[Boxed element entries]
>> BEGIN

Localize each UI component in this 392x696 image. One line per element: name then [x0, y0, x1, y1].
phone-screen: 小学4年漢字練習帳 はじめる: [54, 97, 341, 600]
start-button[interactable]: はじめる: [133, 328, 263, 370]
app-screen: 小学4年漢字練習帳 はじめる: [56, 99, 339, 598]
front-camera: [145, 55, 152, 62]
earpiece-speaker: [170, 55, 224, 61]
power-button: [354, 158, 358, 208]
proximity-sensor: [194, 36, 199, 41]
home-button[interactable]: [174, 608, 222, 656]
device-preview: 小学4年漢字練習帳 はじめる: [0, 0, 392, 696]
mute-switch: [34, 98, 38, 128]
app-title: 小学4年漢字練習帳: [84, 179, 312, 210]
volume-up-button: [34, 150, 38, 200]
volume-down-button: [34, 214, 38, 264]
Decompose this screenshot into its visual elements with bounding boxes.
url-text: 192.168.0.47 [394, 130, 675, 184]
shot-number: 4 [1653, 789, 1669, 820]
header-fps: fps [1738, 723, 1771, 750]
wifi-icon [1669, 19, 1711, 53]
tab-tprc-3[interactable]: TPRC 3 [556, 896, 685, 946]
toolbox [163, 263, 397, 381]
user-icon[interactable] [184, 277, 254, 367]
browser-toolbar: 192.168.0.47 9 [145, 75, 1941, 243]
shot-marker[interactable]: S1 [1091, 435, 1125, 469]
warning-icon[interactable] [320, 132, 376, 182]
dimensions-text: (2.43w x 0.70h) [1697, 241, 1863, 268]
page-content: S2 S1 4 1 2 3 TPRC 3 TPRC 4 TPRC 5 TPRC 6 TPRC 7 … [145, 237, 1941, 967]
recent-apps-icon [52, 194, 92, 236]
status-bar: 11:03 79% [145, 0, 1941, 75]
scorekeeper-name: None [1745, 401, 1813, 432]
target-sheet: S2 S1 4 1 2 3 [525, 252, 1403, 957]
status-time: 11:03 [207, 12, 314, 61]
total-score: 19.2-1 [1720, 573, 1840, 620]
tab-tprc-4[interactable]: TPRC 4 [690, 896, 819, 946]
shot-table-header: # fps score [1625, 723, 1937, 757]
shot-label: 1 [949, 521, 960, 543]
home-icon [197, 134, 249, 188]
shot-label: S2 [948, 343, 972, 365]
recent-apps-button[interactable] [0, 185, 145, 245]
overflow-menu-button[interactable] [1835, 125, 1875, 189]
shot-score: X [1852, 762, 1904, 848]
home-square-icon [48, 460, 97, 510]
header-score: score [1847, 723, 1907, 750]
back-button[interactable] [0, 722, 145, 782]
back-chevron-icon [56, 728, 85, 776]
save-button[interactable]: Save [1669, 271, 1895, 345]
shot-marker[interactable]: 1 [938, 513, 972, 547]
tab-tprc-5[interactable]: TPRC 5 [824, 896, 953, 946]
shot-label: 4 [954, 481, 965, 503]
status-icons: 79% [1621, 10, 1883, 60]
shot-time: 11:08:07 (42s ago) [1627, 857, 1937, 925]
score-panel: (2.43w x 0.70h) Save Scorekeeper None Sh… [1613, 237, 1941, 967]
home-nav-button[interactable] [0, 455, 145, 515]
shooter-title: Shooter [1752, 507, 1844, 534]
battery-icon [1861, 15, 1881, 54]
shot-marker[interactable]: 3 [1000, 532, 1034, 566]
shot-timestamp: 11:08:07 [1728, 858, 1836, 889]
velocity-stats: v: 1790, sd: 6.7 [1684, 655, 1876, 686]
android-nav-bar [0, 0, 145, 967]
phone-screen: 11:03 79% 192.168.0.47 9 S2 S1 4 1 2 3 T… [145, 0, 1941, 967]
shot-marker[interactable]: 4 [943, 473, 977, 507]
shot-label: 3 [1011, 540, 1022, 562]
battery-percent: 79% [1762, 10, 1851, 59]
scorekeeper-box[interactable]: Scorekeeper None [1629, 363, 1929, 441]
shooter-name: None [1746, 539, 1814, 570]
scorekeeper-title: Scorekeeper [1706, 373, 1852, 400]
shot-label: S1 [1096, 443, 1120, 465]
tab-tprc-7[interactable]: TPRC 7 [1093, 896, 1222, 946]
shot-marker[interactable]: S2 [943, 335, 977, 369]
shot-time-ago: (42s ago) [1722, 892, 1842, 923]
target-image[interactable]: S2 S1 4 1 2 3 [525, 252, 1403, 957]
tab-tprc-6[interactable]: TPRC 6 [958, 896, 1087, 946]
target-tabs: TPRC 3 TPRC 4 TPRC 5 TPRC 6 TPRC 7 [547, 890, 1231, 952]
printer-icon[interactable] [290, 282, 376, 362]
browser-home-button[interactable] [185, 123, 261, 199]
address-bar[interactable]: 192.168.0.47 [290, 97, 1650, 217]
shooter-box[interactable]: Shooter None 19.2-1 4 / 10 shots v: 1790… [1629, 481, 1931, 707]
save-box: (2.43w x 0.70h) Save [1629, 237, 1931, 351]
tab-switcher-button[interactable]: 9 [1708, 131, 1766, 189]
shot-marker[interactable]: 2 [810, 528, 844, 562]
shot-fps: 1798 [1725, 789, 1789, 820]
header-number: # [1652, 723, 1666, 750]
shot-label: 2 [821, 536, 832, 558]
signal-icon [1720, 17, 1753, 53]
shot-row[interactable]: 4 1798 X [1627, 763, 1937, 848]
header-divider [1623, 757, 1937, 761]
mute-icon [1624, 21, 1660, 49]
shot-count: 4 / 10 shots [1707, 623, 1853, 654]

>> END

Recast the records as a numbered list, beginning at the first line and going on through the line that contains "shot-table-header: # fps", dropping any blank lines.

## Solution for this exercise
1. Localize each UI component in this 392x696 image. One line per element: name then [x0, y0, x1, y1].
2. phone-screen: 小学4年漢字練習帳 はじめる: [54, 97, 341, 600]
3. start-button[interactable]: はじめる: [133, 328, 263, 370]
4. app-screen: 小学4年漢字練習帳 はじめる: [56, 99, 339, 598]
5. front-camera: [145, 55, 152, 62]
6. earpiece-speaker: [170, 55, 224, 61]
7. power-button: [354, 158, 358, 208]
8. proximity-sensor: [194, 36, 199, 41]
9. home-button[interactable]: [174, 608, 222, 656]
10. device-preview: 小学4年漢字練習帳 はじめる: [0, 0, 392, 696]
11. mute-switch: [34, 98, 38, 128]
12. app-title: 小学4年漢字練習帳: [84, 179, 312, 210]
13. volume-up-button: [34, 150, 38, 200]
14. volume-down-button: [34, 214, 38, 264]
15. Decompose this screenshot into its visual elements with bounding boxes.
16. url-text: 192.168.0.47 [394, 130, 675, 184]
17. shot-number: 4 [1653, 789, 1669, 820]
18. header-fps: fps [1738, 723, 1771, 750]
19. wifi-icon [1669, 19, 1711, 53]
20. tab-tprc-3[interactable]: TPRC 3 [556, 896, 685, 946]
21. toolbox [163, 263, 397, 381]
22. user-icon[interactable] [184, 277, 254, 367]
23. browser-toolbar: 192.168.0.47 9 [145, 75, 1941, 243]
24. shot-marker[interactable]: S1 [1091, 435, 1125, 469]
25. warning-icon[interactable] [320, 132, 376, 182]
26. dimensions-text: (2.43w x 0.70h) [1697, 241, 1863, 268]
27. page-content: S2 S1 4 1 2 3 TPRC 3 TPRC 4 TPRC 5 TPRC 6 TPRC 7 … [145, 237, 1941, 967]
28. recent-apps-icon [52, 194, 92, 236]
29. status-bar: 11:03 79% [145, 0, 1941, 75]
30. scorekeeper-name: None [1745, 401, 1813, 432]
31. target-sheet: S2 S1 4 1 2 3 [525, 252, 1403, 957]
32. status-time: 11:03 [207, 12, 314, 61]
33. total-score: 19.2-1 [1720, 573, 1840, 620]
34. tab-tprc-4[interactable]: TPRC 4 [690, 896, 819, 946]
35. shot-table-header: # fps score [1625, 723, 1937, 757]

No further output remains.